Copy each line of the entries that contains the word "Type".

[Begin Input for this task]

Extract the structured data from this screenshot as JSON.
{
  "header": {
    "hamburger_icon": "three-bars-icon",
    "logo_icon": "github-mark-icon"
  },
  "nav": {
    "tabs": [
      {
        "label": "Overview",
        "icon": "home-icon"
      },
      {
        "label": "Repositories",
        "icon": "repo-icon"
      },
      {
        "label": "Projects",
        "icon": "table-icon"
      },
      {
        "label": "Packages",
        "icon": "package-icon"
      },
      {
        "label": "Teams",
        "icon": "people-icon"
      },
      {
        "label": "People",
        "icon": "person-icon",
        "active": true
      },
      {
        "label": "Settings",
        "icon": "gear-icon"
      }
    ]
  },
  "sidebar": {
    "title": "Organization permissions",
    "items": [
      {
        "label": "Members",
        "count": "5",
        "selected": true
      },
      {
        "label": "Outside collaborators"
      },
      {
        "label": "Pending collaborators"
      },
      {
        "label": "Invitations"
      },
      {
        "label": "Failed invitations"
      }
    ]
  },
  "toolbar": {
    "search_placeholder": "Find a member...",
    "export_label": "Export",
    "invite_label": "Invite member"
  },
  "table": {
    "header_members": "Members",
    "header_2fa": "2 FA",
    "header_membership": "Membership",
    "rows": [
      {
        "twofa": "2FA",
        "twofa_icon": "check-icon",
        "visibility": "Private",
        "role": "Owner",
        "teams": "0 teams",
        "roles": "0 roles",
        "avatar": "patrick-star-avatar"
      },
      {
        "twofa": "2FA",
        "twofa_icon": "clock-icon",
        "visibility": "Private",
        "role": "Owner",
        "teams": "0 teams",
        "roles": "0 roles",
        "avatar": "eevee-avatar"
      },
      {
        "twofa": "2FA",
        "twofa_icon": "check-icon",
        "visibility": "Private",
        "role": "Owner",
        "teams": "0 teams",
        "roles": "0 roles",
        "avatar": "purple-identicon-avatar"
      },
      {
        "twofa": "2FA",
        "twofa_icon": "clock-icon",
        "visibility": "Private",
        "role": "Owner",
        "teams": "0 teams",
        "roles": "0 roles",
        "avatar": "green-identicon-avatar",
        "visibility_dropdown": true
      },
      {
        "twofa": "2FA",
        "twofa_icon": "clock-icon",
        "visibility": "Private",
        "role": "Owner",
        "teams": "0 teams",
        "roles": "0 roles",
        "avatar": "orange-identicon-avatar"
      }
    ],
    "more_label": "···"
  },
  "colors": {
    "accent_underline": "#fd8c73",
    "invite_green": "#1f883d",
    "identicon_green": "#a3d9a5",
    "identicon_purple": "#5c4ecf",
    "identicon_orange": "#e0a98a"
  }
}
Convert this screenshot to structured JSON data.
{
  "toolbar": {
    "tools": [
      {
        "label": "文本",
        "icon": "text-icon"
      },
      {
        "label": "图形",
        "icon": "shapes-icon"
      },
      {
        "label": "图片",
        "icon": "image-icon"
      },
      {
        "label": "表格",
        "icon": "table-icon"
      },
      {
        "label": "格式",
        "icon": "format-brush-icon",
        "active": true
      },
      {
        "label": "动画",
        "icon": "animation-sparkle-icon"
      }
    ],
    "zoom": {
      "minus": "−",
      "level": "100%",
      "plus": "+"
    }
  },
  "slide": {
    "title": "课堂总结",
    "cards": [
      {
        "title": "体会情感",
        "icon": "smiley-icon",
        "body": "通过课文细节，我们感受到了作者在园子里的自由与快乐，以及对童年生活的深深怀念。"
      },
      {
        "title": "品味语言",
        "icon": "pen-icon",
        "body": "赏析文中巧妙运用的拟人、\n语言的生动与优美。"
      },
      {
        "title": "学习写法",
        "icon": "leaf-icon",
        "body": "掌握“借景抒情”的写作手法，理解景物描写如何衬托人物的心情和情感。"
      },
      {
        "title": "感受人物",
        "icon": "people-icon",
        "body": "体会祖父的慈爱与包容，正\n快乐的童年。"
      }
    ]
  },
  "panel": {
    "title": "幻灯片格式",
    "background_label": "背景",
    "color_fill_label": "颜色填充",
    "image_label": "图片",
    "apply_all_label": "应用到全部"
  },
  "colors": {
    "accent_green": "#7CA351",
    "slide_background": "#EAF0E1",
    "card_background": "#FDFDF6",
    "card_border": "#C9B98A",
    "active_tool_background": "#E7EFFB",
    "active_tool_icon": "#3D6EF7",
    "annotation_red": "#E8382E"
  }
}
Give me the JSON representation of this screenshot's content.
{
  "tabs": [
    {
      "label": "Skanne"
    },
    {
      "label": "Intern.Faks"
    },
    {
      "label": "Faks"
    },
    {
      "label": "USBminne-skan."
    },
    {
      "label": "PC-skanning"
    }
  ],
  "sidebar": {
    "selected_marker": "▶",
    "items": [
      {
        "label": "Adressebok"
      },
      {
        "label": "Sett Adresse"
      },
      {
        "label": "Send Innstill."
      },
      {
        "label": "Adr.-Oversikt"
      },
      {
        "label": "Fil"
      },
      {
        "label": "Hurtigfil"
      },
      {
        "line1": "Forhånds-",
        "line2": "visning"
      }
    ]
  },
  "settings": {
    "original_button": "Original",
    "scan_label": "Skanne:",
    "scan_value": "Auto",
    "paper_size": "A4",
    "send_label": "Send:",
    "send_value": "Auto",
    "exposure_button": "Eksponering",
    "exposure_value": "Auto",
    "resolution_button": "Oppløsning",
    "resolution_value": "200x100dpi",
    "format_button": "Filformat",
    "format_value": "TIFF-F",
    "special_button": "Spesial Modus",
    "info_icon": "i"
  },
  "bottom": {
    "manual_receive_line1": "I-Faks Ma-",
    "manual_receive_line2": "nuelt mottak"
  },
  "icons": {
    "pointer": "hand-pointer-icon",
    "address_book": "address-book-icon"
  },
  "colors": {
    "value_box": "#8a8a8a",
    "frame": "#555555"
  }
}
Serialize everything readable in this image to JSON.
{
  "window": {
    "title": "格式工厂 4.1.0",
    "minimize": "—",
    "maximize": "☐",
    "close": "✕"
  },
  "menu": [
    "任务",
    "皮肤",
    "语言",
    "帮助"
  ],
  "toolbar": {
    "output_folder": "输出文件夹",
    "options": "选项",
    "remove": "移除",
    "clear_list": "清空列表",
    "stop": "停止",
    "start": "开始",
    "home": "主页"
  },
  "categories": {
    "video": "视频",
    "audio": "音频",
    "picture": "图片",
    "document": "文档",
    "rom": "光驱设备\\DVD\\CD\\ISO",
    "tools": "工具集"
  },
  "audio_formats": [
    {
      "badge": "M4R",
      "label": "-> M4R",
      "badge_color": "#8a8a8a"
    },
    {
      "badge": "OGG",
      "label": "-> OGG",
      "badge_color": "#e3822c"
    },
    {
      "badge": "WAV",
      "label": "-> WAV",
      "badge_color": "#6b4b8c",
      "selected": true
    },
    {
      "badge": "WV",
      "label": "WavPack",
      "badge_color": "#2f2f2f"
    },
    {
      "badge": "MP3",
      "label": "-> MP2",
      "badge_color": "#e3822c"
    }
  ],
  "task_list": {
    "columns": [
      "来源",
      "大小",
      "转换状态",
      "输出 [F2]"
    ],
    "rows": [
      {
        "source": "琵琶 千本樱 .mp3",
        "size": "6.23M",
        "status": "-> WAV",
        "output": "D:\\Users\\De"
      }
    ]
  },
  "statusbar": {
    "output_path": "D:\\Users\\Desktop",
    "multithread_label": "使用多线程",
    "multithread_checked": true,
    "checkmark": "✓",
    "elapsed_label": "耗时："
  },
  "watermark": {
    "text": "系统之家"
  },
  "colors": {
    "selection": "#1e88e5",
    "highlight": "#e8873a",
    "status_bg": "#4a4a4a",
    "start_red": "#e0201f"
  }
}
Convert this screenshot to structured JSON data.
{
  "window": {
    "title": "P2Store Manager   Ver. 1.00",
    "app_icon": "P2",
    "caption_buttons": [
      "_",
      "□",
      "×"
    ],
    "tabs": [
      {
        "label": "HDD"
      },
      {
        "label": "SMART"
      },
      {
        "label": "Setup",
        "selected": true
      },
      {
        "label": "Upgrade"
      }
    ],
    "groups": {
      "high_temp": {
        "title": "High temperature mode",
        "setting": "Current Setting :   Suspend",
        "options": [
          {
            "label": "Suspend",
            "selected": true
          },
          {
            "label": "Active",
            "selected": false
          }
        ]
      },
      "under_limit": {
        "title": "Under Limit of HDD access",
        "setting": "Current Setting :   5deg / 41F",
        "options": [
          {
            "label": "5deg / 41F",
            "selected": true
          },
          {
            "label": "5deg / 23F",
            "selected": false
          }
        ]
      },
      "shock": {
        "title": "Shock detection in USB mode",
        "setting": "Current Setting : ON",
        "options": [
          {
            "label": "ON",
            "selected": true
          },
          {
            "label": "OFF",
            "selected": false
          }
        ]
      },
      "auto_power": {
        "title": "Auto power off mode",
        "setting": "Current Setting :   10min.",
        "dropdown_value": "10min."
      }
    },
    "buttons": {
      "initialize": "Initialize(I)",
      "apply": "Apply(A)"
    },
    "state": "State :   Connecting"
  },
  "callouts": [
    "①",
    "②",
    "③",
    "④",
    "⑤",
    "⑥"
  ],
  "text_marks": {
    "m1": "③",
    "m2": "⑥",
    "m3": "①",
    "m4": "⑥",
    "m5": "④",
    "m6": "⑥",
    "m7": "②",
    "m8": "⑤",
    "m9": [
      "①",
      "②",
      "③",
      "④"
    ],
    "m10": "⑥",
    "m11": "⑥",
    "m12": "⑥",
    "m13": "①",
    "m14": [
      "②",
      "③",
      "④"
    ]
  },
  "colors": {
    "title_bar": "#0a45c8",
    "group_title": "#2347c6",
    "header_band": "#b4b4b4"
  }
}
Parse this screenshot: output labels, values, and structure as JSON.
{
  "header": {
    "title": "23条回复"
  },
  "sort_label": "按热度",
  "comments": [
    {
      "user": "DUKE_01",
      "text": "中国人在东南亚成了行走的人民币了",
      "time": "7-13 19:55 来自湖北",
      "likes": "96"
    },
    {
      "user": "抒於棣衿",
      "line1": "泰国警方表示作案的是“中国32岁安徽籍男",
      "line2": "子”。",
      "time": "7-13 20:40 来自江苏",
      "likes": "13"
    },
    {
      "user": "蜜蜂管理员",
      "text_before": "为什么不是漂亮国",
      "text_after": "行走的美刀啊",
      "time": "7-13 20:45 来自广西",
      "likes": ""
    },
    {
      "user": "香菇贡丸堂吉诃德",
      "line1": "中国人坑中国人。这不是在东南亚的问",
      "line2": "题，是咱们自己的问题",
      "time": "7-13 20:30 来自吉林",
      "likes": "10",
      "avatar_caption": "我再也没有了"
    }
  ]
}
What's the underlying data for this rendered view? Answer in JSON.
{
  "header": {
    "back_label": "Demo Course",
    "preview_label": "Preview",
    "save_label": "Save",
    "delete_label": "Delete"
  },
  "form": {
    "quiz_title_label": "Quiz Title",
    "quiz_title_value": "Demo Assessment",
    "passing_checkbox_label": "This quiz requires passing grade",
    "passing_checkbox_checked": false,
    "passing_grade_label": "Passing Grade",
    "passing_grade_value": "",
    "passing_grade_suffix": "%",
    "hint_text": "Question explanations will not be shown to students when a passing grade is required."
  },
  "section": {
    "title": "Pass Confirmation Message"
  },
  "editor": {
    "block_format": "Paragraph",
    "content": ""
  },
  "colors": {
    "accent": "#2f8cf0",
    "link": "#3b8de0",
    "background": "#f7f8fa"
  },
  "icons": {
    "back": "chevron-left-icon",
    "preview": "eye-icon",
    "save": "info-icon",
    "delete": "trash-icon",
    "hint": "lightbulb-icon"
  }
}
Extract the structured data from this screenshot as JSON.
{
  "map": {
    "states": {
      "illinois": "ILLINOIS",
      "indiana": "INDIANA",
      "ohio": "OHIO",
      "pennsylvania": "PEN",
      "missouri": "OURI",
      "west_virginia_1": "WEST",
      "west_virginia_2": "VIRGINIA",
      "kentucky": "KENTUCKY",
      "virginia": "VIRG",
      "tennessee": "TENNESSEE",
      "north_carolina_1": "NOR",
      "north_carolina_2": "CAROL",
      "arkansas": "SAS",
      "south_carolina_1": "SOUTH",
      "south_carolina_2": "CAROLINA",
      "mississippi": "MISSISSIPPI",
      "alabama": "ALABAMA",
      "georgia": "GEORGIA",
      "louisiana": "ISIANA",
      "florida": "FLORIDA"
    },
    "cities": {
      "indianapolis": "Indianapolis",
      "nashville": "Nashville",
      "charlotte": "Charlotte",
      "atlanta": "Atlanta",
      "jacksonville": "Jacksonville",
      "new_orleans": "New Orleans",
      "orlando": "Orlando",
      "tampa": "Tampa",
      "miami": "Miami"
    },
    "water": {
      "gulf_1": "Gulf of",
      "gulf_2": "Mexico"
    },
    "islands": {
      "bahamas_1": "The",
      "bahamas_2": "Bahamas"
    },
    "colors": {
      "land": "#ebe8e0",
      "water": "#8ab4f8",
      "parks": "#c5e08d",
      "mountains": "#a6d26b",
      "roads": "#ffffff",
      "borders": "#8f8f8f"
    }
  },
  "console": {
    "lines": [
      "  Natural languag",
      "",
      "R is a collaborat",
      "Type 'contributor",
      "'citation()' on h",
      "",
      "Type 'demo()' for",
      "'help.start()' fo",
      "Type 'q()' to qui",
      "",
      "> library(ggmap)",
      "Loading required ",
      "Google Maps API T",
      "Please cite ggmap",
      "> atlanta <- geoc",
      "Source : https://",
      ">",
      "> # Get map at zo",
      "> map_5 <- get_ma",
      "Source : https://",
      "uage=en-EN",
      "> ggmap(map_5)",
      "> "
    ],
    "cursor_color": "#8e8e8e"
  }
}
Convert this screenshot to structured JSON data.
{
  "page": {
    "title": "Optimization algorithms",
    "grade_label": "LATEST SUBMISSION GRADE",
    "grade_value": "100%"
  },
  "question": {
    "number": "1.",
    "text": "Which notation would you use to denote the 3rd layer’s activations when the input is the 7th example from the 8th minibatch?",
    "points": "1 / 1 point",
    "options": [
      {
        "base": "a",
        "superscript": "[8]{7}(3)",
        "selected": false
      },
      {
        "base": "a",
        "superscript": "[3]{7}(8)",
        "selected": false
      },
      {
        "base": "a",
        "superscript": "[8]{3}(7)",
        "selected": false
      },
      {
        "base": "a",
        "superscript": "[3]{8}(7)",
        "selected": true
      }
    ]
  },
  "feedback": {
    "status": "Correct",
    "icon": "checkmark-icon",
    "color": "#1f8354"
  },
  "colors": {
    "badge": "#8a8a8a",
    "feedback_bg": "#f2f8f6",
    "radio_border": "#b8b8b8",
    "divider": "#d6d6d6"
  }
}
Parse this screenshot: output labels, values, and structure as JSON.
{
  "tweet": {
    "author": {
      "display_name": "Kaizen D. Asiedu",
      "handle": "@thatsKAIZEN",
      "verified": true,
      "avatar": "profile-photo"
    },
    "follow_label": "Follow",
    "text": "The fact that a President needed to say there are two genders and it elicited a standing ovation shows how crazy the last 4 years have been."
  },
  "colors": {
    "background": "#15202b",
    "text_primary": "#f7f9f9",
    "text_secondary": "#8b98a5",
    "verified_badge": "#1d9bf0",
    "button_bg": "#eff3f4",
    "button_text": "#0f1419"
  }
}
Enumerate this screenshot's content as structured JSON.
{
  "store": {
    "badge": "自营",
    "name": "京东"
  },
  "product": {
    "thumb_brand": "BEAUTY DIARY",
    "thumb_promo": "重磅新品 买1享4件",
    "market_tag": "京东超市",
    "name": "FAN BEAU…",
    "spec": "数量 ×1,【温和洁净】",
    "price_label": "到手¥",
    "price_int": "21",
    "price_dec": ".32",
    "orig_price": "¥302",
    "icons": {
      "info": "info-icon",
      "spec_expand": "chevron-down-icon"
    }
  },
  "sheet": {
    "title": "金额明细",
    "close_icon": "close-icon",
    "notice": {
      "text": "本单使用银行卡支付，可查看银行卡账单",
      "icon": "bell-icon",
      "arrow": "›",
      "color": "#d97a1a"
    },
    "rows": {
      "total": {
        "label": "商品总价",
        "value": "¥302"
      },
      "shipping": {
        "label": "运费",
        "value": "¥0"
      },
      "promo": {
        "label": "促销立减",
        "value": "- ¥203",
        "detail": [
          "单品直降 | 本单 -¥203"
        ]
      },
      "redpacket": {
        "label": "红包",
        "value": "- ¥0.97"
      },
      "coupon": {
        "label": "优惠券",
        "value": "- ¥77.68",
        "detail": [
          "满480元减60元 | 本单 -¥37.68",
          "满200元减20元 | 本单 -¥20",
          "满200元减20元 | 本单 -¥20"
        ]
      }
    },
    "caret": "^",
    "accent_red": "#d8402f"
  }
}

[End Input for this task]

Answer below →
      "Type 'contributor",
      "Type 'demo()' for",
      "Type 'q()' to qui",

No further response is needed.